We see that the uncertainty around our predictions increases significantly for $t > 7$, as expected since we only use data in $0 \leq t \leq 7$ for estmiating the parameters. Moreover, the union intervals are good approximations to the intervals from the full likelihood.

Now let us extend these results, instead computing prediction intervals from our bivariate profiles. The exact same function can be used for this.

# Bivariate prediction intervals 
individual_intervals, union_intervals, q_vals, param_ranges =
    get_prediction_intervals(prediction_function!, prof_2, pred_data; parallel=true,
        q_prototype)

# Plot the intervals 
fig = Figure(fontsize=38, size=(2935.488f0, 1854.64404f0))
integer_param_pairs = ProfileLikelihood.convert_symbol_tuples(param_pairs, prof_2) # converts to the integer representation
alp = [['a', 'b', 'e', 'f', 'i', 'j'], ['c', 'd', 'g', 'h', 'k', 'l']]
for (k, idx) in enumerate((a_idx, b_idx))
    for (i, (u, v)) in enumerate(integer_param_pairs)
        ax = Axis(fig[i < 3 ? 1 : (i < 5 ? 2 : 3), mod1(i, 2)+(k==2)*2], title=L"(%$(alp[k][i])): Profile-wise PI for (%$(latex_names[u]), %$(latex_names[v]))",
            titlealign=:left, width=600, height=300, xlabel=L"t", ylabel=k == 1 ? L"a(t)" : L"b(t)")
        vlines!(ax, [7.0], color=:purple, linestyle=:dash, linewidth=2)
        lines!(ax, t_many_pts, exact_soln[idx], color=:red, linewidth=3)
        lines!(ax, t_many_pts, mle_soln[idx], color=:blue, linestyle=:dash, linewidth=3)

## Set problem 1
In the prediction-interval text, what range of t supplies the data used to estimate the parameters?
## Set problem 2
Proceed with the prediction-interval text, starting right after its last line of code.
The material after this point is separate from the prediction-interval text.

[Bounding box annotations]
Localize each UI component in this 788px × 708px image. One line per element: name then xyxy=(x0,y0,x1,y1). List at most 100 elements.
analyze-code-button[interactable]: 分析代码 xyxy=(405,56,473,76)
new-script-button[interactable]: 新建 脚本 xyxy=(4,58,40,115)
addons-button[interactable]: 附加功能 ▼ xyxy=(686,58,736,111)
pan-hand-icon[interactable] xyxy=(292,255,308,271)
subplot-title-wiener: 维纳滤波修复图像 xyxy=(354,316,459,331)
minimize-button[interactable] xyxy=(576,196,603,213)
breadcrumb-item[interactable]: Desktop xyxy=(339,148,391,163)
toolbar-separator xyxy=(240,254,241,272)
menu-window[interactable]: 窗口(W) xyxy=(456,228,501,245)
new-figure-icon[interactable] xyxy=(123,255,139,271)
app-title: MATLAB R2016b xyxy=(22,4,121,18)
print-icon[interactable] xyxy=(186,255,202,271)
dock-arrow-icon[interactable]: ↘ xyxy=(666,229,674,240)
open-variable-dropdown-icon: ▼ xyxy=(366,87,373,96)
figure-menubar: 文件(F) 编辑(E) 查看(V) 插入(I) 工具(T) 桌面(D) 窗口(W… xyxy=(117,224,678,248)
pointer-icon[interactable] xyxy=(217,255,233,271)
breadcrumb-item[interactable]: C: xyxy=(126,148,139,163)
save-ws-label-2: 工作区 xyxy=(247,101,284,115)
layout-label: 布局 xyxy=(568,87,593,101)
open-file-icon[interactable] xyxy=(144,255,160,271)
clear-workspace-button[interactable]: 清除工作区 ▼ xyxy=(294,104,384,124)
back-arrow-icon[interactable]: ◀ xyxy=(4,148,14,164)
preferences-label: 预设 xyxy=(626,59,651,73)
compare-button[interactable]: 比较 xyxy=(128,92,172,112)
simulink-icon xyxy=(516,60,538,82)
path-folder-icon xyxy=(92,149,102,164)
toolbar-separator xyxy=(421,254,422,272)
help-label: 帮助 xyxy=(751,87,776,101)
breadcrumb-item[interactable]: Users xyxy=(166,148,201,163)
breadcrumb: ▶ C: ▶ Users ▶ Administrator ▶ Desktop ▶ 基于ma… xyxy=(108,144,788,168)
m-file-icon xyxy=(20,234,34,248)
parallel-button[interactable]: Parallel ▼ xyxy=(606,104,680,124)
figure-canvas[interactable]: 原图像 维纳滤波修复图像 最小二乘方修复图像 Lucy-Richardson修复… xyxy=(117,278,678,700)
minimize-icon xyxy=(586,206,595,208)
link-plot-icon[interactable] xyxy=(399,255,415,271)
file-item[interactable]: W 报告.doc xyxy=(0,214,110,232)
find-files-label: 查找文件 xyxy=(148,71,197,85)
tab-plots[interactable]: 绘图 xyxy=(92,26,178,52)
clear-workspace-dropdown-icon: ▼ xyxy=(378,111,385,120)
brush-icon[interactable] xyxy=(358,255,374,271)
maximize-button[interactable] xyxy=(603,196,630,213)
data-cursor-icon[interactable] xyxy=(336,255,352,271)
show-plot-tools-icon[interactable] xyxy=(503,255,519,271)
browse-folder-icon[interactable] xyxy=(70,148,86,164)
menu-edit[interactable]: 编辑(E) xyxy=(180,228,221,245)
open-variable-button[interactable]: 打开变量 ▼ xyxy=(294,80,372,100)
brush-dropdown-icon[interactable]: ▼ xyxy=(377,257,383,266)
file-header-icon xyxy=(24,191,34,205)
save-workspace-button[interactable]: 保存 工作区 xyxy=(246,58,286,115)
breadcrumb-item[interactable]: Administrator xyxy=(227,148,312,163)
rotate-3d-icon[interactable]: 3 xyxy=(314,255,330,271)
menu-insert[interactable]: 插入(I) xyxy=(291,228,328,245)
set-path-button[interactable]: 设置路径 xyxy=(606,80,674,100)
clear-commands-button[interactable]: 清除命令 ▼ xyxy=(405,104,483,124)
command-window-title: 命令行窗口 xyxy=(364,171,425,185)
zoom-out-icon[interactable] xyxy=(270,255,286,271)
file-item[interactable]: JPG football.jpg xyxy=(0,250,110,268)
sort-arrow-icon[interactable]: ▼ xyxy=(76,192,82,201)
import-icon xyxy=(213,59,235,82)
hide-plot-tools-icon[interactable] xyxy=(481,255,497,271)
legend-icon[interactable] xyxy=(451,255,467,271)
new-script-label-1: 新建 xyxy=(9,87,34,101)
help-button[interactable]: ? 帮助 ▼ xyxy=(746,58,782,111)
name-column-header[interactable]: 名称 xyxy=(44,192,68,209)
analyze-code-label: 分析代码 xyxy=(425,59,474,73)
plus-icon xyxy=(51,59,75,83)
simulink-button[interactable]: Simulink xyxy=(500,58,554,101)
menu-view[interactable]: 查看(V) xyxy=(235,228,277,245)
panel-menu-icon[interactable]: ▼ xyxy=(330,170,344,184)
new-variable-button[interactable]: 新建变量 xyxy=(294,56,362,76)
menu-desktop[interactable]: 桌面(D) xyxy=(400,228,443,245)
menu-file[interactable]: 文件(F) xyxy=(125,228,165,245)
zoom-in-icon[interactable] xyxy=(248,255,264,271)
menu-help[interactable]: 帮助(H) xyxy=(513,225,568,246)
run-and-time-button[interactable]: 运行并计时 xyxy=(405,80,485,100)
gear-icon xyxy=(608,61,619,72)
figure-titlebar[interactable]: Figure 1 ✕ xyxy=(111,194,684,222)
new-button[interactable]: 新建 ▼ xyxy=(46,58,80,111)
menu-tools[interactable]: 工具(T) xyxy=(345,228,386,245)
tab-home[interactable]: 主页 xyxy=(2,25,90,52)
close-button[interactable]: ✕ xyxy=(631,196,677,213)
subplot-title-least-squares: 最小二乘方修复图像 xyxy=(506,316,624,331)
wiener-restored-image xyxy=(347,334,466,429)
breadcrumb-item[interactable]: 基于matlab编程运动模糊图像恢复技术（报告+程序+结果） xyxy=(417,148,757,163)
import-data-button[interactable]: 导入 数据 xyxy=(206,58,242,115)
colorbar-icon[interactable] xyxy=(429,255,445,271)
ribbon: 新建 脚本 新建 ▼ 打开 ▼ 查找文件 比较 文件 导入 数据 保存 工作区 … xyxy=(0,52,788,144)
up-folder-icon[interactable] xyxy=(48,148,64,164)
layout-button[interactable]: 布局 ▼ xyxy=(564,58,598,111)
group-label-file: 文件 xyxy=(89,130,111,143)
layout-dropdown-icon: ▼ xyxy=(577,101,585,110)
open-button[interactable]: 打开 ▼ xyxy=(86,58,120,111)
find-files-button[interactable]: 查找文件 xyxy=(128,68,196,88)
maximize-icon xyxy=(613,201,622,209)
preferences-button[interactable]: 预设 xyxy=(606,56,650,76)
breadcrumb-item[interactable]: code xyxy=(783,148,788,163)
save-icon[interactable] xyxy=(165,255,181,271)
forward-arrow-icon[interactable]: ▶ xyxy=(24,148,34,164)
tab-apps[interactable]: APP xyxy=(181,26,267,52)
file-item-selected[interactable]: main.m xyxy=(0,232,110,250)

## Answer 1
Only data with 0 ≤ t ≤ 7 is used to estimate the parameters.

## Answer 2
        lines!(ax, t_many_pts, getindex.(individual_intervals[(u, v)], 1)[idx], color=:black, linewidth=3)
        lines!(ax, t_many_pts, getindex.(individual_intervals[(u, v)], 2)[idx], color=:black, linewidth=3)
        band!(ax, t_many_pts, getindex.(individual_intervals[(u, v)], 1)[idx], getindex.(individual_intervals[(u, v)], 2)[idx], color=(:grey, 0.35))
    end
end
a_ax = Axis(fig[4, 1:2], title=L"(i):$ $ Union of all intervals",
    titlealign=:left, width=1200, height=300, xlabel=L"t", ylabel=L"a(t)")
b_ax = Axis(fig[4, 3:4], title=L"(j):$ $ Union of all intervals",
    titlealign=:left, width=1200, height=300, xlabel=L"t", ylabel=L"b(t)")
_ax = (a_ax, b_ax)
for (k, idx) in enumerate((a_idx, b_idx))
    band!(_ax[k], t_many_pts, getindex.(union_intervals, 1)[idx], getindex.(union_intervals, 2)[idx], color=(:grey, 0.35))
    lines!(_ax[k], t_many_pts, getindex.(union_intervals, 1)[idx], color=:black, linewidth=3)
    lines!(_ax[k], t_many_pts, getindex.(union_intervals, 2)[idx], color=:black, linewidth=3)
    lines!(_ax[k], t_many_pts, exact_soln[idx], color=:red, linewidth=3)
    lines!(_ax[k], t_many_pts, mle_soln[idx], color=:blue, linestyle=:dash, linewidth=3)
    vlines!(_ax[k], [7.0], color=:purple, linestyle=:dash, linewidth=2)
end
for (k, idx) in enumerate((a_idx, b_idx))
    lines!(_ax[k], t_many_pts, q_lwr[idx], color=:magenta, linewidth=3)
    lines!(_ax[k], t_many_pts, q_upr[idx], color=:magenta, linewidth=3)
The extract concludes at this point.